SUPPLIED MATERIAL:
+-------+

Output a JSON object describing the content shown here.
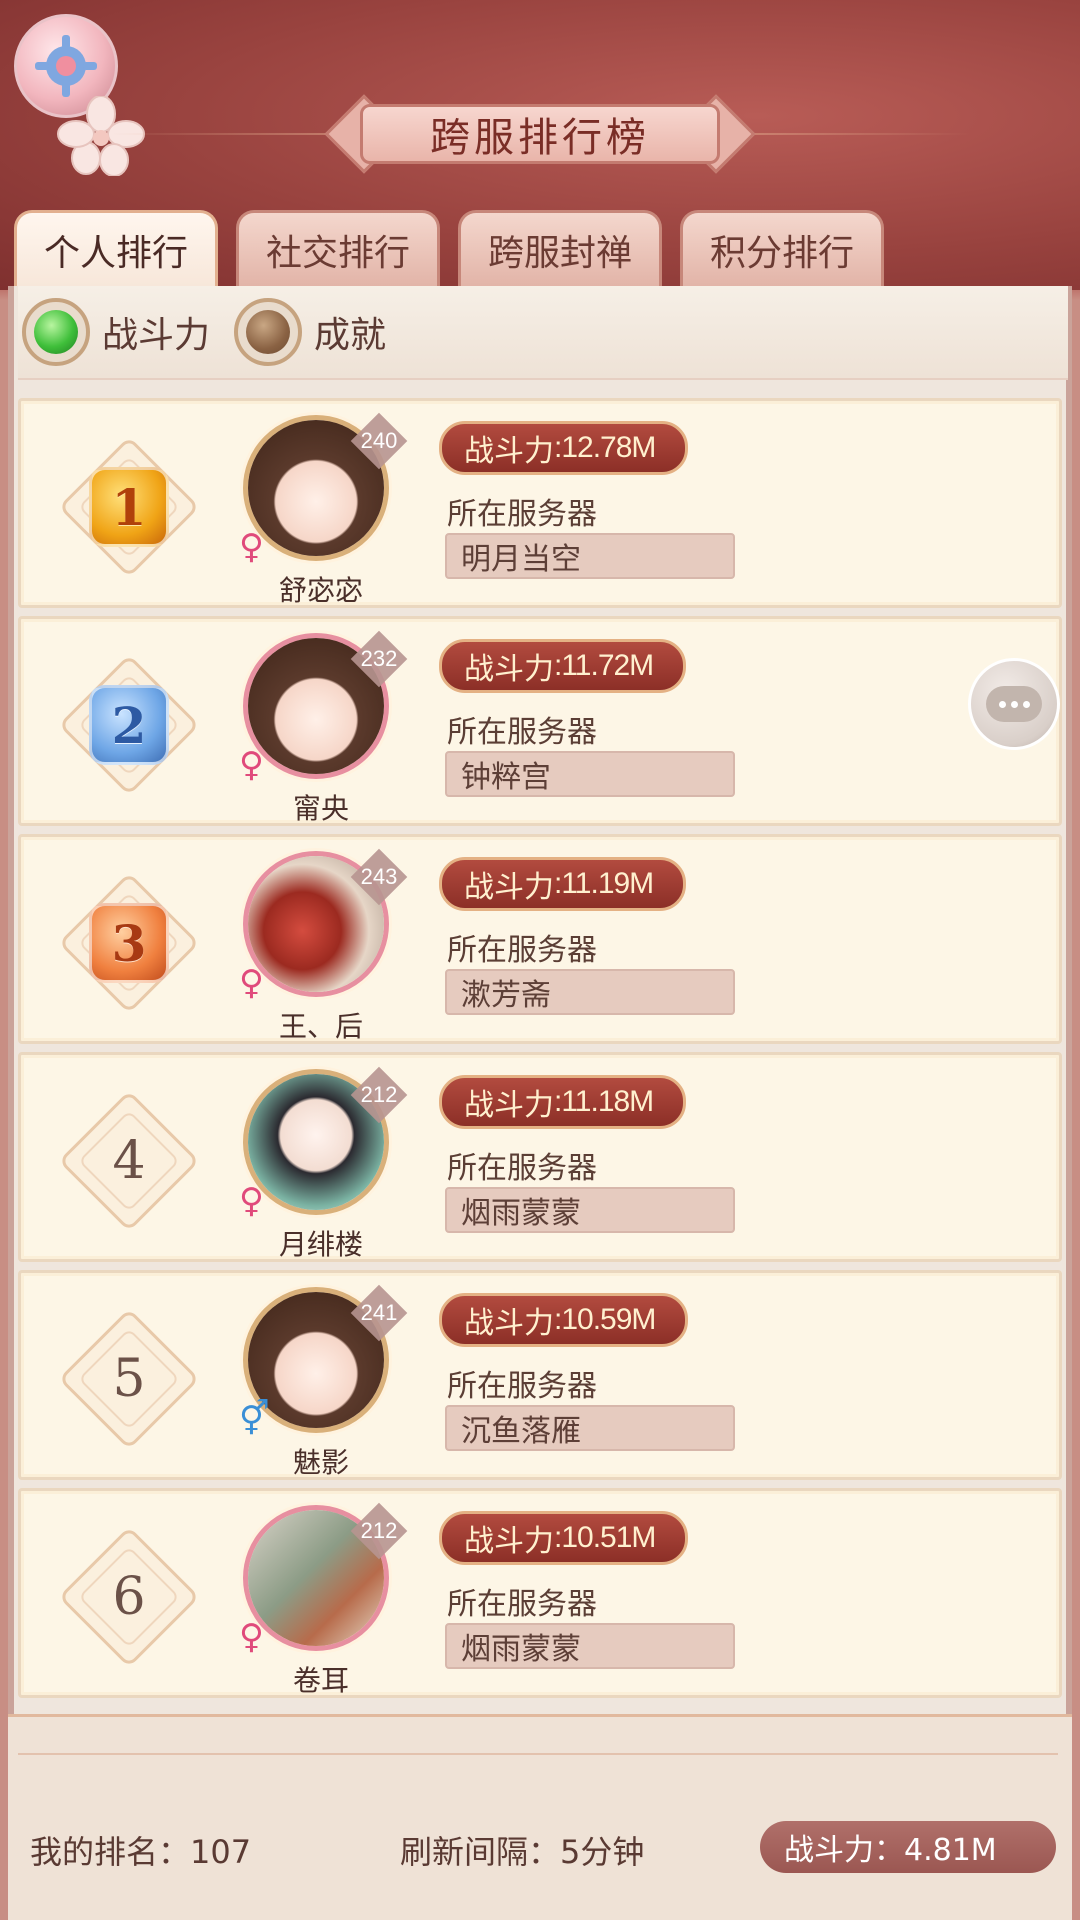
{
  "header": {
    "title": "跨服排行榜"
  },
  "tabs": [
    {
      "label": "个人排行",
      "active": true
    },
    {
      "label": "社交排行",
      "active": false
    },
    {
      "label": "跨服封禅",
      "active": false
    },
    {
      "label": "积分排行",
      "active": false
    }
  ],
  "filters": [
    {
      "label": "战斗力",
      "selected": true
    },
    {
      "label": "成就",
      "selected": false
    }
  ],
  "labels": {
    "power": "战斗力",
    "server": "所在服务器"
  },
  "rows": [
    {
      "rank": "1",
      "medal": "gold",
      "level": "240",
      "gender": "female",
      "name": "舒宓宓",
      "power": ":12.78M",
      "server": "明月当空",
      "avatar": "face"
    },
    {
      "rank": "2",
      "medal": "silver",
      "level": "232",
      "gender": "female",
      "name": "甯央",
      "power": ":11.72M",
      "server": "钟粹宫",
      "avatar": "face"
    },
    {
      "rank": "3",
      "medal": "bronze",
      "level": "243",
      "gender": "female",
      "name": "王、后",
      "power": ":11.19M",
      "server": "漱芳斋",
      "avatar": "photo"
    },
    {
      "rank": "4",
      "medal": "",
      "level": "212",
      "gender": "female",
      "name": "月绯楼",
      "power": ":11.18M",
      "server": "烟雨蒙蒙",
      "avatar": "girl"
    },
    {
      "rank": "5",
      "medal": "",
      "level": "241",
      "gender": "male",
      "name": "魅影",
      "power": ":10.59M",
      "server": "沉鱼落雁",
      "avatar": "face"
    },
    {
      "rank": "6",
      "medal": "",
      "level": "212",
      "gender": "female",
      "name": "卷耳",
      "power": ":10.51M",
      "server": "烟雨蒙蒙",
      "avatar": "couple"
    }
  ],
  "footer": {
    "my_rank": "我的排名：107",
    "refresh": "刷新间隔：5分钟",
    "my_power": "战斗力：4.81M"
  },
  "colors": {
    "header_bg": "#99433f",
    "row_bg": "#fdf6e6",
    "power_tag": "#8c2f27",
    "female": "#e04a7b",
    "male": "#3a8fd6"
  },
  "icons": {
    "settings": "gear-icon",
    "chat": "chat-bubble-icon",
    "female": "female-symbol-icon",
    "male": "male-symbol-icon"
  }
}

+-------+

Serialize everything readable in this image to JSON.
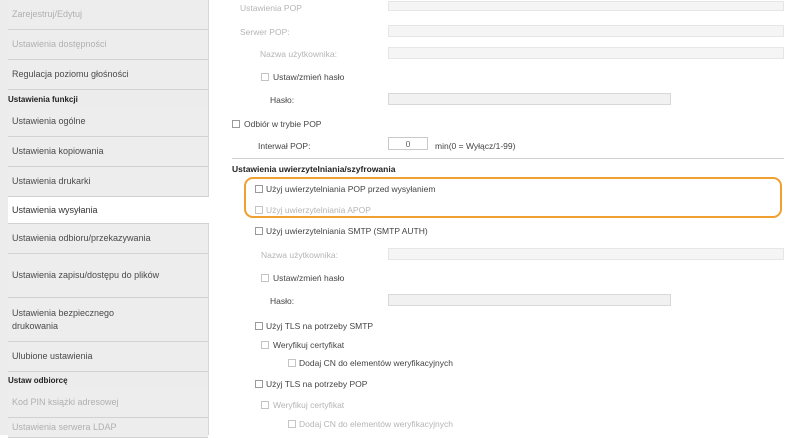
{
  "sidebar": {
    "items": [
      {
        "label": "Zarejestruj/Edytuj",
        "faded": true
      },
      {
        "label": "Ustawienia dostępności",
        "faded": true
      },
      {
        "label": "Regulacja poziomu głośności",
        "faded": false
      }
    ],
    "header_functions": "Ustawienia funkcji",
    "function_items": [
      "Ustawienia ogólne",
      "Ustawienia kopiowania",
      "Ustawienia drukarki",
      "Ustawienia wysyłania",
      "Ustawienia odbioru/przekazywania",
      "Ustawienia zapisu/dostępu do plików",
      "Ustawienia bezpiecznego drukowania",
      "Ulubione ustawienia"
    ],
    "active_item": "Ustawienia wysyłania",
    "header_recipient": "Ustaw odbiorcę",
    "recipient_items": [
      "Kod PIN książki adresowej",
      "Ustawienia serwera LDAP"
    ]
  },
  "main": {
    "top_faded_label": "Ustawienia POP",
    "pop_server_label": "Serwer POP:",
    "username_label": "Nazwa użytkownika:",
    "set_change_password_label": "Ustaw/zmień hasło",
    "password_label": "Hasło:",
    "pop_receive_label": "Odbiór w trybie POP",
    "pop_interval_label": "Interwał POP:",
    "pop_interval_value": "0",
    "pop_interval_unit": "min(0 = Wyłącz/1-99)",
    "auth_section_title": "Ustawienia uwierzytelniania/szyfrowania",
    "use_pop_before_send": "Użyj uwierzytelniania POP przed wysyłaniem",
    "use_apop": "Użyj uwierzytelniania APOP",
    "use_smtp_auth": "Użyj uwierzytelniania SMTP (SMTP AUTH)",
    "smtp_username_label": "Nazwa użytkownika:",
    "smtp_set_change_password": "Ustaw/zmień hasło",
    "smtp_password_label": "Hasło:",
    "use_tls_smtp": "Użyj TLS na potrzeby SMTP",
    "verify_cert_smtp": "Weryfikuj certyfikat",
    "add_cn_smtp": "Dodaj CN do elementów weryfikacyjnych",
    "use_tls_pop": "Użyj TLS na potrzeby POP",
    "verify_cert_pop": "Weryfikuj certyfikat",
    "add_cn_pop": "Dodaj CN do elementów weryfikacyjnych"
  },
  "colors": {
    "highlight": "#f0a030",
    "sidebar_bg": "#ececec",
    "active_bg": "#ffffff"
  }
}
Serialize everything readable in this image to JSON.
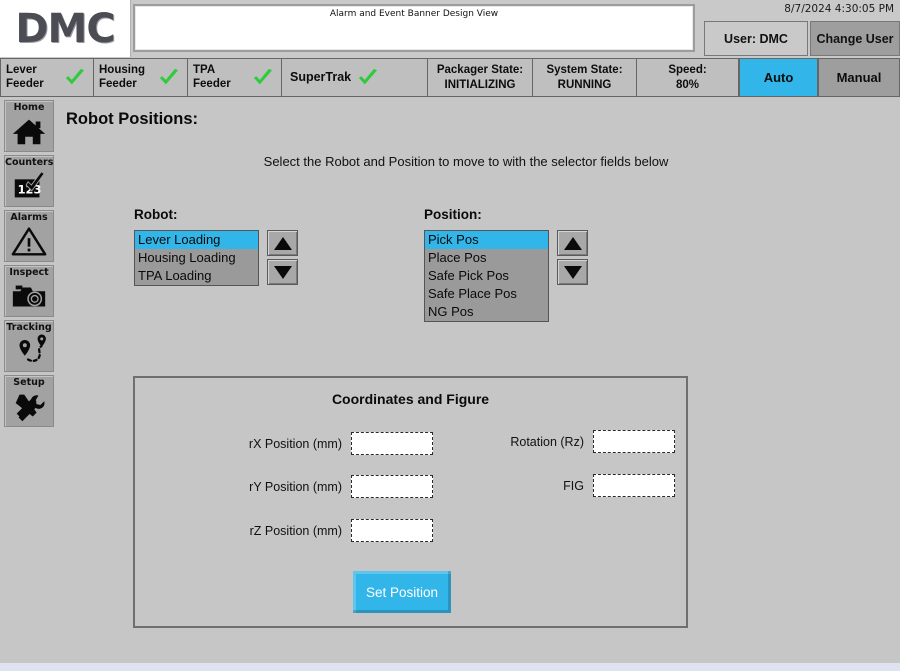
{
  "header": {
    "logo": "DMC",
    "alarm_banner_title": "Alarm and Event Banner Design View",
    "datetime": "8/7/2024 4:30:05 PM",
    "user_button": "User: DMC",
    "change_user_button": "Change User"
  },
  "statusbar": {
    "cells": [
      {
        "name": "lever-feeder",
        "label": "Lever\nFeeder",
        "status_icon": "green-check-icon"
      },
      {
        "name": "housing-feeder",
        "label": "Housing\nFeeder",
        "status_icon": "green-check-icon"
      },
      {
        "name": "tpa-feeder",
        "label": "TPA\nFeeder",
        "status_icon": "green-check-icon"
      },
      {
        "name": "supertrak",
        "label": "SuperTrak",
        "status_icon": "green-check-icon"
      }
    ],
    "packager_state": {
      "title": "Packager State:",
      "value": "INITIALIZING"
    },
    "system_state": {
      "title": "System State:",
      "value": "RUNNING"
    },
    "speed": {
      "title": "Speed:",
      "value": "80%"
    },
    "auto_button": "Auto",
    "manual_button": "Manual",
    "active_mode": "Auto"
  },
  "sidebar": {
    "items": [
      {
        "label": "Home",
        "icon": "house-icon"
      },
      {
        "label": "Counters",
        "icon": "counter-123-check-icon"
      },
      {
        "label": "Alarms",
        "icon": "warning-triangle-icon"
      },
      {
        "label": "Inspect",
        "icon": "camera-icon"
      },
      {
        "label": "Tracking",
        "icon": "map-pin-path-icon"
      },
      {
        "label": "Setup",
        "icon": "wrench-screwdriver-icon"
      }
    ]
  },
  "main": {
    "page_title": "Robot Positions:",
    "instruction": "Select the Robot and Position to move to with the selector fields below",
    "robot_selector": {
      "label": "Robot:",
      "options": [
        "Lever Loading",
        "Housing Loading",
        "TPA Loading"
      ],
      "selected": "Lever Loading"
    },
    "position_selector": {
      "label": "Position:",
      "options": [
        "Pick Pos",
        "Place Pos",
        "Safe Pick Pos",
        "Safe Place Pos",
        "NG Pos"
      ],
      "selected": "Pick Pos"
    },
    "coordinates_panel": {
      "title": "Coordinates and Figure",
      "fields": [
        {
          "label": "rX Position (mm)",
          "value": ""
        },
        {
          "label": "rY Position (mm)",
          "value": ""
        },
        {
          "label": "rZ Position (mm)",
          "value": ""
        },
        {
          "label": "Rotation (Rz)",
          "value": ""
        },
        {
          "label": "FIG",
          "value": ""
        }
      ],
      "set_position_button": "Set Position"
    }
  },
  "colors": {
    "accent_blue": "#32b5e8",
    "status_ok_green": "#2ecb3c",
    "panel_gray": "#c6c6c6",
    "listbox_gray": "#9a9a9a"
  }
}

+-------+

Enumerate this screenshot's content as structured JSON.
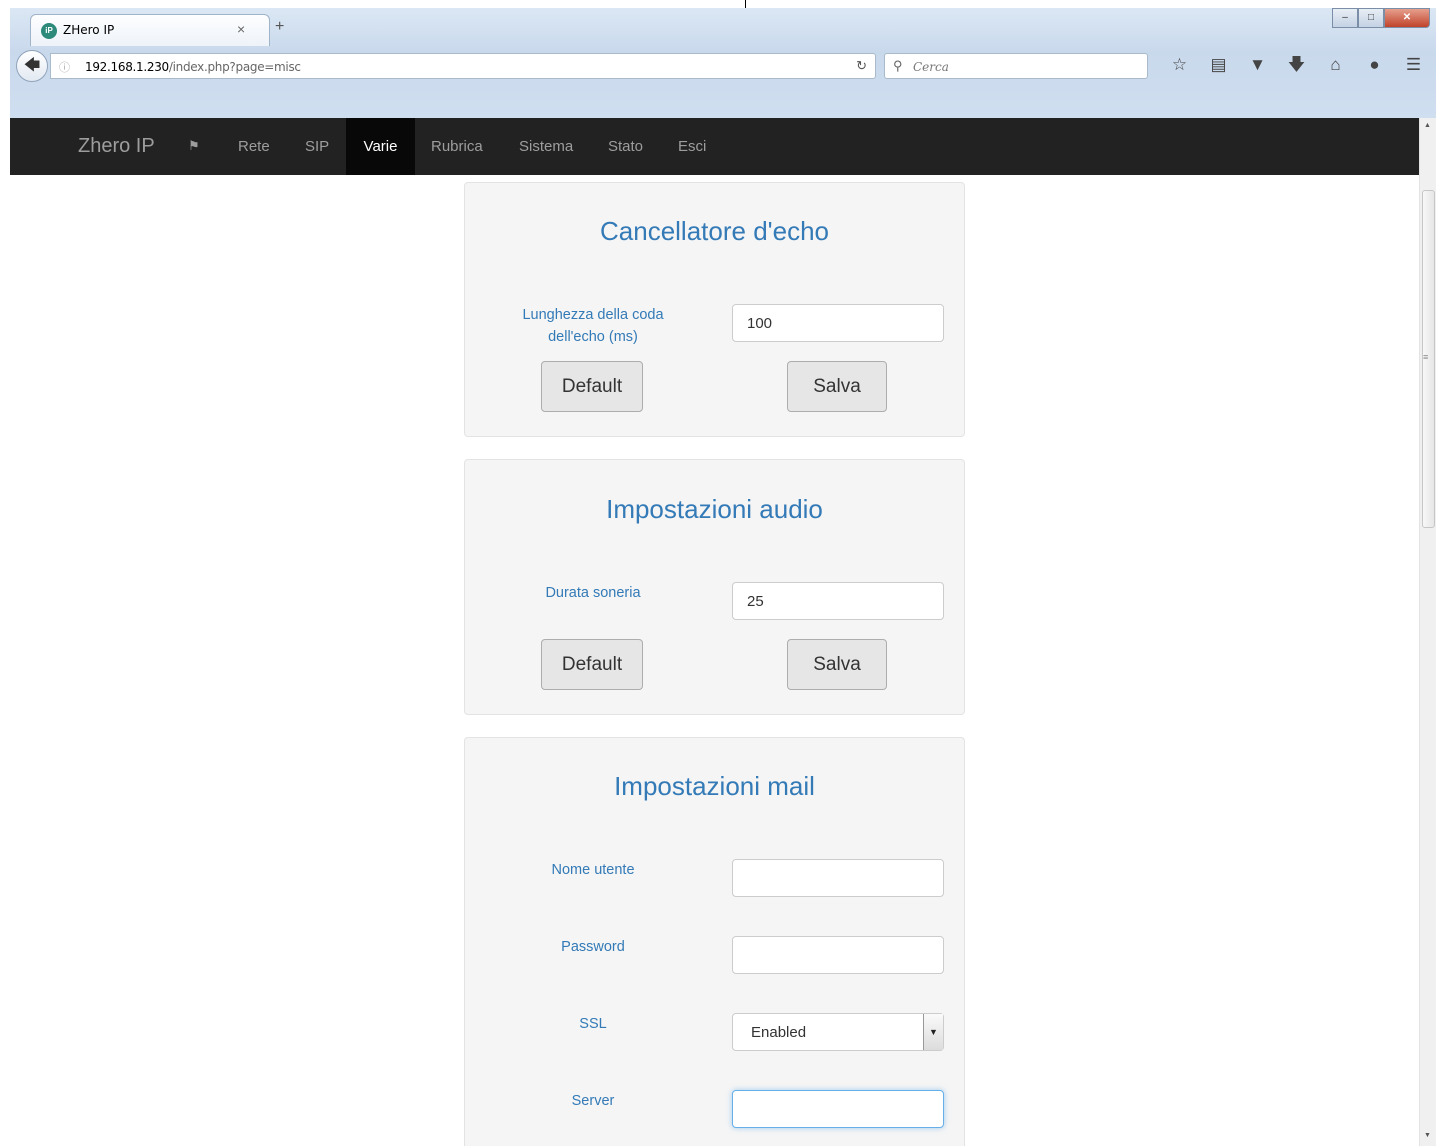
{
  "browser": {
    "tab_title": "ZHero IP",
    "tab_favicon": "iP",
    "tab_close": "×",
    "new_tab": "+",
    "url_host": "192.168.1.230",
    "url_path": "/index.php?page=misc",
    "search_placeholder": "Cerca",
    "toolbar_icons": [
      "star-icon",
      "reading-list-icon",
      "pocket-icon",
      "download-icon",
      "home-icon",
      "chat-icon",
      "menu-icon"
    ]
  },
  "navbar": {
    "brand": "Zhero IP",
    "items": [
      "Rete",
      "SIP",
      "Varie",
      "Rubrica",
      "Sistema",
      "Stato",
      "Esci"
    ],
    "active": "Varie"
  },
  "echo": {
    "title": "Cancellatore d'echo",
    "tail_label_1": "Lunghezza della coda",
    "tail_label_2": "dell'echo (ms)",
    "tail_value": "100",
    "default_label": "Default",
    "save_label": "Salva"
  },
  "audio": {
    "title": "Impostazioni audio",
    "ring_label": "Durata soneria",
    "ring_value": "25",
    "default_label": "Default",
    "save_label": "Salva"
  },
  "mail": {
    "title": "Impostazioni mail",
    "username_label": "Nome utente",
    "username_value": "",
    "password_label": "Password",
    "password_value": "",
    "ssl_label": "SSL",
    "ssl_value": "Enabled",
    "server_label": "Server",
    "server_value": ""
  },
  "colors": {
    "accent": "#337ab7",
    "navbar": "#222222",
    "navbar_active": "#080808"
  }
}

+-------+

TASK DESCRIPTION: Check all the records above and select each line where the string "echo" is found.

RESPONSE TO THE EXERCISE:
  "echo": {
    "title": "Cancellatore d'echo",
    "tail_label_2": "dell'echo (ms)",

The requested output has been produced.